> **Your objective**: Rewrite the records below, substituting "cell-quota" for each occurrence of "cell-plan" and leaving all other text unchanged.

> **Data provided**:
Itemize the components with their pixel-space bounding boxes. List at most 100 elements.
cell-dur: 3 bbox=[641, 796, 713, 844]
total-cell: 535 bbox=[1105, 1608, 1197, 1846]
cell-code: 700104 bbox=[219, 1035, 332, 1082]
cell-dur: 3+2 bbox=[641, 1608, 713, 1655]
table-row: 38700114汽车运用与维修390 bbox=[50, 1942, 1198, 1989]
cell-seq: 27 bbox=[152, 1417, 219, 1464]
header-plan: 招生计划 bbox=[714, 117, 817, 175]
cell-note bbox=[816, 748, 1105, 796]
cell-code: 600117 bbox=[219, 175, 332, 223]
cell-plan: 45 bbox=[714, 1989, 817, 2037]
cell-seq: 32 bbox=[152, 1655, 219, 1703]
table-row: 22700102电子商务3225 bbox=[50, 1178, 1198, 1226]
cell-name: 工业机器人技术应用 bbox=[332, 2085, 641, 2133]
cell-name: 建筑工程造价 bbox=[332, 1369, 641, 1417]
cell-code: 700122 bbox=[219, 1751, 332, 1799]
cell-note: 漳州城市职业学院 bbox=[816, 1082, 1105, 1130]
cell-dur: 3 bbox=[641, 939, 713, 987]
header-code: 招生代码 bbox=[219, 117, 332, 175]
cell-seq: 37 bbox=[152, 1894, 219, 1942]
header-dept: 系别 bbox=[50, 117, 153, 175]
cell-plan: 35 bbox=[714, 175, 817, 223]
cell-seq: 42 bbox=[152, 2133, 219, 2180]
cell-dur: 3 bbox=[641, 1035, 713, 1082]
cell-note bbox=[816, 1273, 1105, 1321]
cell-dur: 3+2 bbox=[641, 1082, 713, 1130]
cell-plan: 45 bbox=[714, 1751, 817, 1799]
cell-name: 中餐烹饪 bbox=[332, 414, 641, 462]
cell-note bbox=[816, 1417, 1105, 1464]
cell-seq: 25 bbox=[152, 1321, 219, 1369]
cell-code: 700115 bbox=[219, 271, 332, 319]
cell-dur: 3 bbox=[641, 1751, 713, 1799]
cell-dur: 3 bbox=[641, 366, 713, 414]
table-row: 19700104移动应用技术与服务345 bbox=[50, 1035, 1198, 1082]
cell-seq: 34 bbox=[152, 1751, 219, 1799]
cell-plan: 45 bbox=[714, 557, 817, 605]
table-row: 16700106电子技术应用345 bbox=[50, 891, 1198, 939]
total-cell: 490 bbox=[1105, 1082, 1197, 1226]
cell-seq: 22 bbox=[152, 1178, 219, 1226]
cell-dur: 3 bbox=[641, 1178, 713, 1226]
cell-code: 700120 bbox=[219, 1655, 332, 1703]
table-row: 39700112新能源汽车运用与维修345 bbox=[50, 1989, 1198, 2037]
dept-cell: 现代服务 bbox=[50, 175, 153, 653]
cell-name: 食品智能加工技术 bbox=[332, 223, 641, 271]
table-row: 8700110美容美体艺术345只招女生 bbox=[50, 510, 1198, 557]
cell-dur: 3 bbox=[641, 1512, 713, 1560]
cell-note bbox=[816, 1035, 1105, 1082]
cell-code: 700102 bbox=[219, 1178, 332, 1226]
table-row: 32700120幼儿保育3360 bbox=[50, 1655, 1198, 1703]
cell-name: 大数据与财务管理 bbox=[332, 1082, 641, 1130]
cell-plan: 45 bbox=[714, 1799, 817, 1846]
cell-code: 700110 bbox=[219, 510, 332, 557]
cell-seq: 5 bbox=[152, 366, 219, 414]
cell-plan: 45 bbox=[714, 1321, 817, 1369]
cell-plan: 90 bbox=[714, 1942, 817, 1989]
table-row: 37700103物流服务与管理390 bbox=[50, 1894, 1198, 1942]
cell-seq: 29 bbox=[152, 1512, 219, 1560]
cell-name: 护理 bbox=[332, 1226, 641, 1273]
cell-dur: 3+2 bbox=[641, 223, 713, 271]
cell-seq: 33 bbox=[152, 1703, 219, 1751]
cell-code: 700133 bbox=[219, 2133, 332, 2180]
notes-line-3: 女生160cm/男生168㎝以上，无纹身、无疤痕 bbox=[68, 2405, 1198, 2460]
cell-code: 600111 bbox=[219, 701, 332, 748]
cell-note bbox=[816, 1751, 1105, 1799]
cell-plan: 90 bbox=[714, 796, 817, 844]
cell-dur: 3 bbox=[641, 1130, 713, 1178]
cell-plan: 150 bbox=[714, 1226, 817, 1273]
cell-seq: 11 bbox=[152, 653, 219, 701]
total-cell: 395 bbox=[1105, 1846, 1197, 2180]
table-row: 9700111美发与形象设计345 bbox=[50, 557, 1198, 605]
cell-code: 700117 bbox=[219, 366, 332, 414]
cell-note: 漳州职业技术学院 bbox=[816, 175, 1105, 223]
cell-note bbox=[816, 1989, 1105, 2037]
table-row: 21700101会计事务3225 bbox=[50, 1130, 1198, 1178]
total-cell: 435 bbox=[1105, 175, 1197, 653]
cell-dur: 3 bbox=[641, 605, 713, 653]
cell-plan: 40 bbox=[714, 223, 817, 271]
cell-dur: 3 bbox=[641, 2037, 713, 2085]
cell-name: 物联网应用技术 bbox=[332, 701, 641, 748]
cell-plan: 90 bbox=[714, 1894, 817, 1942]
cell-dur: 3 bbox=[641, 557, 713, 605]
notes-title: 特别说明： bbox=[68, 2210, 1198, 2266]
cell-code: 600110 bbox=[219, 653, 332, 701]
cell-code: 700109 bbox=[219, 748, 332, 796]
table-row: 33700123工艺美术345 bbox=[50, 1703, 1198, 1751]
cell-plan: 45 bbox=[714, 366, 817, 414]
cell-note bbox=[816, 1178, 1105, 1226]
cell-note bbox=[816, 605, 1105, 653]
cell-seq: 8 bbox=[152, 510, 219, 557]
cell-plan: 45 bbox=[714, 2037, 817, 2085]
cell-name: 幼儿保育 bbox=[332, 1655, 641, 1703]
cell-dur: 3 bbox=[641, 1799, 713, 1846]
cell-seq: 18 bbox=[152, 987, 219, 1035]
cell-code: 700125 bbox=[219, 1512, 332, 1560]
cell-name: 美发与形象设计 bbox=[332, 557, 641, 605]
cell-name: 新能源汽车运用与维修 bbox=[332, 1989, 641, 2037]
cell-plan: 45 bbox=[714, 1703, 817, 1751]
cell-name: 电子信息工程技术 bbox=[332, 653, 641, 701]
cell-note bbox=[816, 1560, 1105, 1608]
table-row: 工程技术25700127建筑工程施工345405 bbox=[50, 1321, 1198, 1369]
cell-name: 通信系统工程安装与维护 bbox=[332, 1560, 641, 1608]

> **Result of this task**:
Itemize the components with their pixel-space bounding boxes. List at most 100 elements.
cell-dur: 3 bbox=[641, 796, 713, 844]
total-cell: 535 bbox=[1105, 1608, 1197, 1846]
cell-code: 700104 bbox=[219, 1035, 332, 1082]
cell-dur: 3+2 bbox=[641, 1608, 713, 1655]
table-row: 38700114汽车运用与维修390 bbox=[50, 1942, 1198, 1989]
cell-seq: 27 bbox=[152, 1417, 219, 1464]
header-plan: 招生计划 bbox=[714, 117, 817, 175]
cell-note bbox=[816, 748, 1105, 796]
cell-code: 600117 bbox=[219, 175, 332, 223]
cell-quota: 45 bbox=[714, 1989, 817, 2037]
cell-seq: 32 bbox=[152, 1655, 219, 1703]
table-row: 22700102电子商务3225 bbox=[50, 1178, 1198, 1226]
cell-name: 工业机器人技术应用 bbox=[332, 2085, 641, 2133]
cell-name: 建筑工程造价 bbox=[332, 1369, 641, 1417]
cell-code: 700122 bbox=[219, 1751, 332, 1799]
cell-note: 漳州城市职业学院 bbox=[816, 1082, 1105, 1130]
cell-dur: 3 bbox=[641, 939, 713, 987]
header-code: 招生代码 bbox=[219, 117, 332, 175]
cell-seq: 37 bbox=[152, 1894, 219, 1942]
header-dept: 系别 bbox=[50, 117, 153, 175]
cell-quota: 35 bbox=[714, 175, 817, 223]
cell-seq: 42 bbox=[152, 2133, 219, 2180]
cell-dur: 3 bbox=[641, 1035, 713, 1082]
cell-note bbox=[816, 1273, 1105, 1321]
cell-dur: 3+2 bbox=[641, 1082, 713, 1130]
cell-quota: 45 bbox=[714, 1751, 817, 1799]
cell-name: 中餐烹饪 bbox=[332, 414, 641, 462]
cell-note bbox=[816, 1417, 1105, 1464]
cell-seq: 25 bbox=[152, 1321, 219, 1369]
cell-code: 700115 bbox=[219, 271, 332, 319]
cell-dur: 3 bbox=[641, 1751, 713, 1799]
cell-dur: 3 bbox=[641, 366, 713, 414]
table-row: 19700104移动应用技术与服务345 bbox=[50, 1035, 1198, 1082]
cell-seq: 34 bbox=[152, 1751, 219, 1799]
cell-quota: 45 bbox=[714, 557, 817, 605]
table-row: 16700106电子技术应用345 bbox=[50, 891, 1198, 939]
total-cell: 490 bbox=[1105, 1082, 1197, 1226]
cell-seq: 22 bbox=[152, 1178, 219, 1226]
cell-dur: 3 bbox=[641, 1178, 713, 1226]
cell-code: 700120 bbox=[219, 1655, 332, 1703]
table-row: 39700112新能源汽车运用与维修345 bbox=[50, 1989, 1198, 2037]
dept-cell: 现代服务 bbox=[50, 175, 153, 653]
cell-name: 食品智能加工技术 bbox=[332, 223, 641, 271]
table-row: 8700110美容美体艺术345只招女生 bbox=[50, 510, 1198, 557]
cell-dur: 3 bbox=[641, 1512, 713, 1560]
cell-note bbox=[816, 1035, 1105, 1082]
cell-code: 700102 bbox=[219, 1178, 332, 1226]
table-row: 32700120幼儿保育3360 bbox=[50, 1655, 1198, 1703]
cell-name: 大数据与财务管理 bbox=[332, 1082, 641, 1130]
cell-quota: 45 bbox=[714, 1799, 817, 1846]
cell-code: 700110 bbox=[219, 510, 332, 557]
cell-seq: 5 bbox=[152, 366, 219, 414]
cell-quota: 45 bbox=[714, 1321, 817, 1369]
cell-quota: 90 bbox=[714, 1942, 817, 1989]
table-row: 37700103物流服务与管理390 bbox=[50, 1894, 1198, 1942]
cell-seq: 29 bbox=[152, 1512, 219, 1560]
cell-name: 护理 bbox=[332, 1226, 641, 1273]
cell-dur: 3+2 bbox=[641, 223, 713, 271]
cell-seq: 33 bbox=[152, 1703, 219, 1751]
cell-code: 700133 bbox=[219, 2133, 332, 2180]
notes-line-3: 女生160cm/男生168㎝以上，无纹身、无疤痕 bbox=[68, 2405, 1198, 2460]
cell-code: 600111 bbox=[219, 701, 332, 748]
cell-note bbox=[816, 1751, 1105, 1799]
cell-quota: 90 bbox=[714, 796, 817, 844]
cell-dur: 3 bbox=[641, 1130, 713, 1178]
cell-quota: 150 bbox=[714, 1226, 817, 1273]
cell-seq: 11 bbox=[152, 653, 219, 701]
total-cell: 395 bbox=[1105, 1846, 1197, 2180]
table-row: 9700111美发与形象设计345 bbox=[50, 557, 1198, 605]
cell-code: 700117 bbox=[219, 366, 332, 414]
cell-note: 漳州职业技术学院 bbox=[816, 175, 1105, 223]
cell-note bbox=[816, 1989, 1105, 2037]
table-row: 21700101会计事务3225 bbox=[50, 1130, 1198, 1178]
total-cell: 435 bbox=[1105, 175, 1197, 653]
cell-dur: 3 bbox=[641, 605, 713, 653]
cell-quota: 40 bbox=[714, 223, 817, 271]
cell-dur: 3 bbox=[641, 2037, 713, 2085]
cell-name: 物联网应用技术 bbox=[332, 701, 641, 748]
cell-quota: 90 bbox=[714, 1894, 817, 1942]
cell-dur: 3 bbox=[641, 557, 713, 605]
notes-title: 特别说明： bbox=[68, 2210, 1198, 2266]
cell-code: 600110 bbox=[219, 653, 332, 701]
cell-code: 700109 bbox=[219, 748, 332, 796]
table-row: 33700123工艺美术345 bbox=[50, 1703, 1198, 1751]
cell-quota: 45 bbox=[714, 366, 817, 414]
cell-note bbox=[816, 1178, 1105, 1226]
cell-note bbox=[816, 605, 1105, 653]
cell-seq: 8 bbox=[152, 510, 219, 557]
cell-quota: 45 bbox=[714, 2037, 817, 2085]
cell-name: 幼儿保育 bbox=[332, 1655, 641, 1703]
cell-dur: 3 bbox=[641, 1799, 713, 1846]
cell-seq: 18 bbox=[152, 987, 219, 1035]
cell-code: 700125 bbox=[219, 1512, 332, 1560]
cell-name: 美发与形象设计 bbox=[332, 557, 641, 605]
cell-name: 新能源汽车运用与维修 bbox=[332, 1989, 641, 2037]
cell-quota: 45 bbox=[714, 1703, 817, 1751]
cell-name: 电子信息工程技术 bbox=[332, 653, 641, 701]
cell-note bbox=[816, 1560, 1105, 1608]
table-row: 工程技术25700127建筑工程施工345405 bbox=[50, 1321, 1198, 1369]
cell-name: 通信系统工程安装与维护 bbox=[332, 1560, 641, 1608]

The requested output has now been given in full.